• What you need to do
Within the material below, find each line bearing the word "label" and present it.

• Entries
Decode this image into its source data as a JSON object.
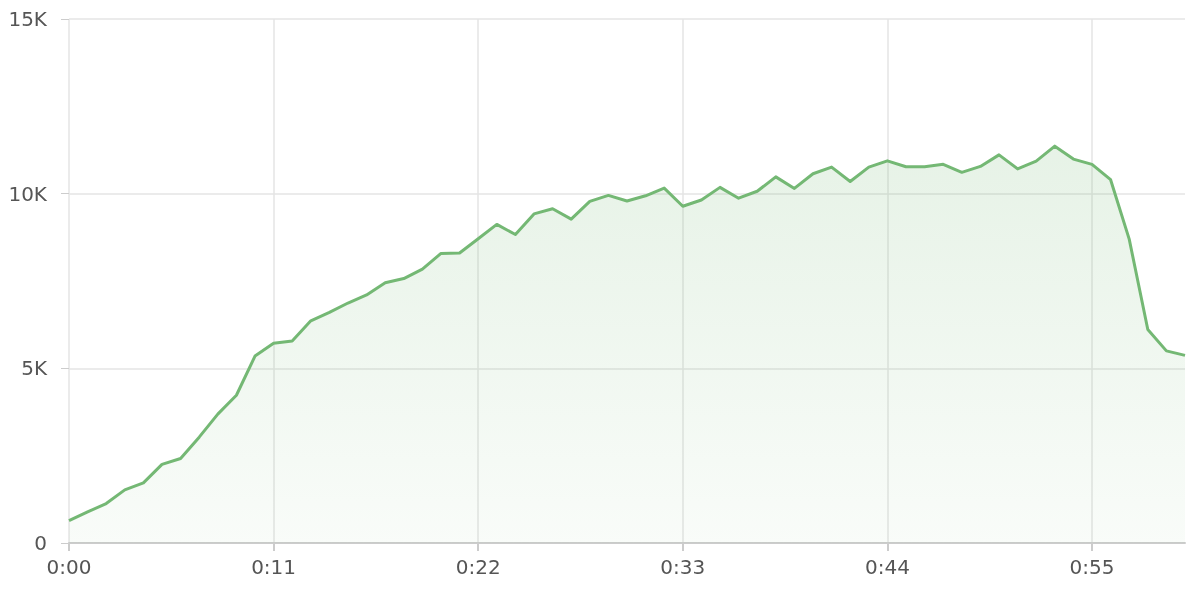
{
  "chart_data": {
    "type": "area",
    "x": [
      0,
      1,
      2,
      3,
      4,
      5,
      6,
      7,
      8,
      9,
      10,
      11,
      12,
      13,
      14,
      15,
      16,
      17,
      18,
      19,
      20,
      21,
      22,
      23,
      24,
      25,
      26,
      27,
      28,
      29,
      30,
      31,
      32,
      33,
      34,
      35,
      36,
      37,
      38,
      39,
      40,
      41,
      42,
      43,
      44,
      45,
      46,
      47,
      48,
      49,
      50,
      51,
      52,
      53,
      54,
      55,
      56,
      57,
      58,
      59,
      60
    ],
    "series": [
      {
        "color": "#74b874",
        "values": [
          640,
          890,
          1130,
          1520,
          1720,
          2250,
          2420,
          3030,
          3690,
          4230,
          5350,
          5720,
          5780,
          6360,
          6600,
          6870,
          7100,
          7450,
          7570,
          7840,
          8290,
          8300,
          8710,
          9120,
          8830,
          9420,
          9570,
          9270,
          9780,
          9950,
          9790,
          9940,
          10160,
          9640,
          9820,
          10180,
          9870,
          10070,
          10480,
          10150,
          10570,
          10760,
          10350,
          10760,
          10940,
          10770,
          10770,
          10840,
          10610,
          10780,
          11110,
          10710,
          10930,
          11360,
          10990,
          10840,
          10400,
          8700,
          6110,
          5500,
          5370
        ]
      }
    ],
    "xlim": [
      0,
      60
    ],
    "xticks": [
      {
        "value": 0,
        "label": "0:00"
      },
      {
        "value": 11,
        "label": "0:11"
      },
      {
        "value": 22,
        "label": "0:22"
      },
      {
        "value": 33,
        "label": "0:33"
      },
      {
        "value": 44,
        "label": "0:44"
      },
      {
        "value": 55,
        "label": "0:55"
      }
    ],
    "ylim": [
      0,
      15000
    ],
    "yticks": [
      {
        "value": 0,
        "label": "0"
      },
      {
        "value": 5000,
        "label": "5K"
      },
      {
        "value": 10000,
        "label": "10K"
      },
      {
        "value": 15000,
        "label": "15K"
      }
    ],
    "grid": true
  }
}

• Output of the task
        "label": "0:00"
        "label": "0:11"
        "label": "0:22"
        "label": "0:33"
        "label": "0:44"
        "label": "0:55"
        "label": "0"
        "label": "5K"
        "label": "10K"
        "label": "15K"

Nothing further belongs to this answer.